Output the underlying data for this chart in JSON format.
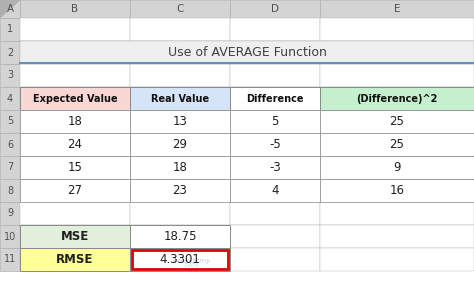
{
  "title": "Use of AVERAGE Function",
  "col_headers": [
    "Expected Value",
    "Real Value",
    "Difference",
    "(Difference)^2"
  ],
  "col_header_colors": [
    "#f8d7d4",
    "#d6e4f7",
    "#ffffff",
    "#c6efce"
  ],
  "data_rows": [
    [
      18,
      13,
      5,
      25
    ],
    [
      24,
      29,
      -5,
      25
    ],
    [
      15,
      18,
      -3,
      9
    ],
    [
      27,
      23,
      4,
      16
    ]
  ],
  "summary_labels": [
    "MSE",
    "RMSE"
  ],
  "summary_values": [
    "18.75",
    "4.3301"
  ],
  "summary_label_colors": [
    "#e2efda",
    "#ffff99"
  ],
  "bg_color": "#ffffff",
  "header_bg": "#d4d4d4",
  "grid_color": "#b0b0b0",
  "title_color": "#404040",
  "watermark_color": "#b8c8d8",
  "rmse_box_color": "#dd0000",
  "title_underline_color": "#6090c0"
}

--------------------

> **GOAL**: Take the data above and repeat it exactly, leaving each picture out.

> **PROBLEM SOLUTION**:
Output the underlying data for this chart in JSON format.
{
  "title": "Use of AVERAGE Function",
  "col_headers": [
    "Expected Value",
    "Real Value",
    "Difference",
    "(Difference)^2"
  ],
  "col_header_colors": [
    "#f8d7d4",
    "#d6e4f7",
    "#ffffff",
    "#c6efce"
  ],
  "data_rows": [
    [
      18,
      13,
      5,
      25
    ],
    [
      24,
      29,
      -5,
      25
    ],
    [
      15,
      18,
      -3,
      9
    ],
    [
      27,
      23,
      4,
      16
    ]
  ],
  "summary_labels": [
    "MSE",
    "RMSE"
  ],
  "summary_values": [
    "18.75",
    "4.3301"
  ],
  "summary_label_colors": [
    "#e2efda",
    "#ffff99"
  ],
  "bg_color": "#ffffff",
  "header_bg": "#d4d4d4",
  "grid_color": "#b0b0b0",
  "title_color": "#404040",
  "watermark_color": "#b8c8d8",
  "rmse_box_color": "#dd0000",
  "title_underline_color": "#6090c0"
}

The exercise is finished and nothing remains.